▸ Information supplied
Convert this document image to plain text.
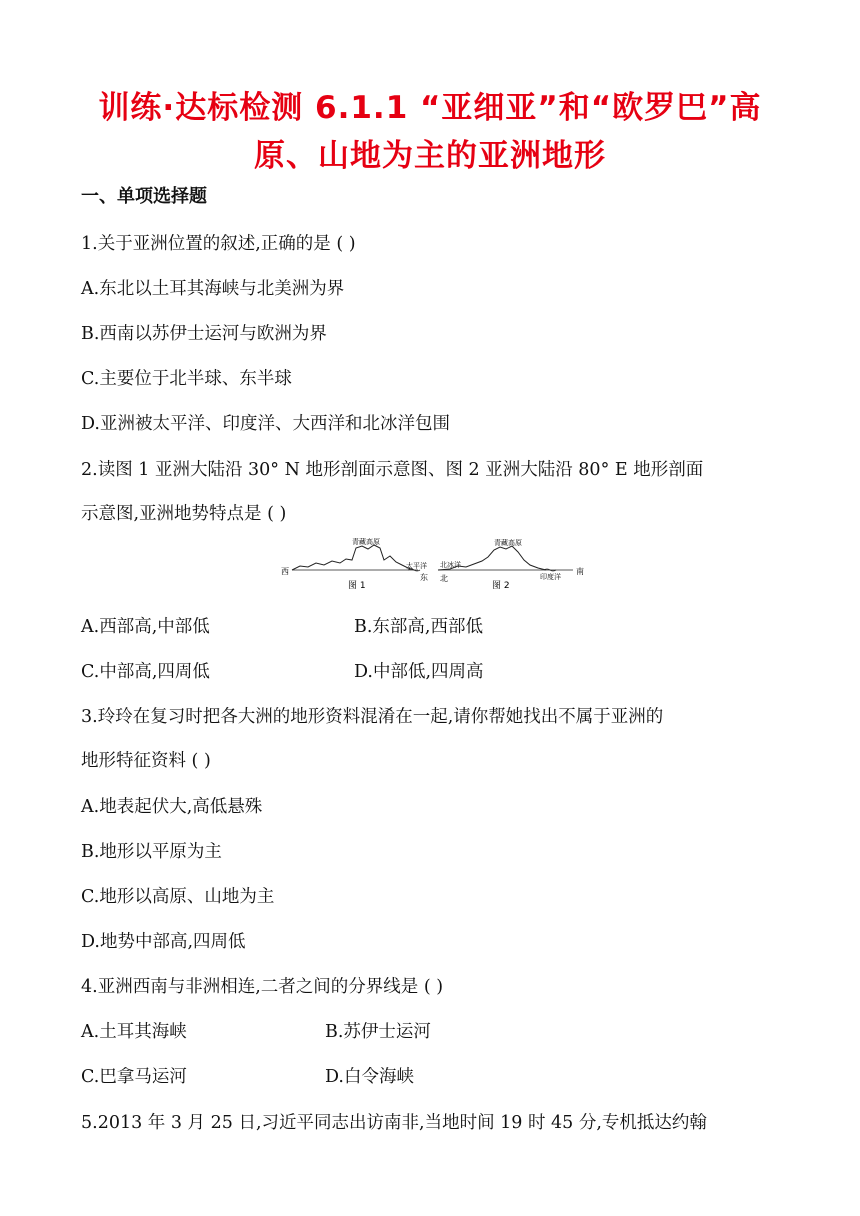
训练·达标检测 6.1.1 “亚细亚”和“欧罗巴”高
原、山地为主的亚洲地形
一、单项选择题
1.关于亚洲位置的叙述,正确的是 ( )
A.东北以土耳其海峡与北美洲为界
B.西南以苏伊士运河与欧洲为界
C.主要位于北半球、东半球
D.亚洲被太平洋、印度洋、大西洋和北冰洋包围
2.读图 1 亚洲大陆沿 30° N 地形剖面示意图、图 2 亚洲大陆沿 80° E 地形剖面
示意图,亚洲地势特点是 ( )
西
东
青藏高原
太平洋
图 1
北冰洋
北
青藏高原
印度洋
南
图 2
A.西部高,中部低	B.东部高,西部低
C.中部高,四周低	D.中部低,四周高
3.玲玲在复习时把各大洲的地形资料混淆在一起,请你帮她找出不属于亚洲的
地形特征资料 ( )
A.地表起伏大,高低悬殊
B.地形以平原为主
C.地形以高原、山地为主
D.地势中部高,四周低
4.亚洲西南与非洲相连,二者之间的分界线是 ( )
A.土耳其海峡	B.苏伊士运河
C.巴拿马运河	D.白令海峡
5.2013 年 3 月 25 日,习近平同志出访南非,当地时间 19 时 45 分,专机抵达约翰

▸ What this task involves
Restate each of the entries above word for word and skip every image.

▸ Problem solution
Convert this document image to plain text.
训练·达标检测 6.1.1 “亚细亚”和“欧罗巴”高
原、山地为主的亚洲地形
一、单项选择题
1.关于亚洲位置的叙述,正确的是 ( )
A.东北以土耳其海峡与北美洲为界
B.西南以苏伊士运河与欧洲为界
C.主要位于北半球、东半球
D.亚洲被太平洋、印度洋、大西洋和北冰洋包围
2.读图 1 亚洲大陆沿 30° N 地形剖面示意图、图 2 亚洲大陆沿 80° E 地形剖面
示意图,亚洲地势特点是 ( )
西
东
青藏高原
太平洋
图 1
北冰洋
北
青藏高原
印度洋
南
图 2
A.西部高,中部低	B.东部高,西部低
C.中部高,四周低	D.中部低,四周高
3.玲玲在复习时把各大洲的地形资料混淆在一起,请你帮她找出不属于亚洲的
地形特征资料 ( )
A.地表起伏大,高低悬殊
B.地形以平原为主
C.地形以高原、山地为主
D.地势中部高,四周低
4.亚洲西南与非洲相连,二者之间的分界线是 ( )
A.土耳其海峡	B.苏伊士运河
C.巴拿马运河	D.白令海峡
5.2013 年 3 月 25 日,习近平同志出访南非,当地时间 19 时 45 分,专机抵达约翰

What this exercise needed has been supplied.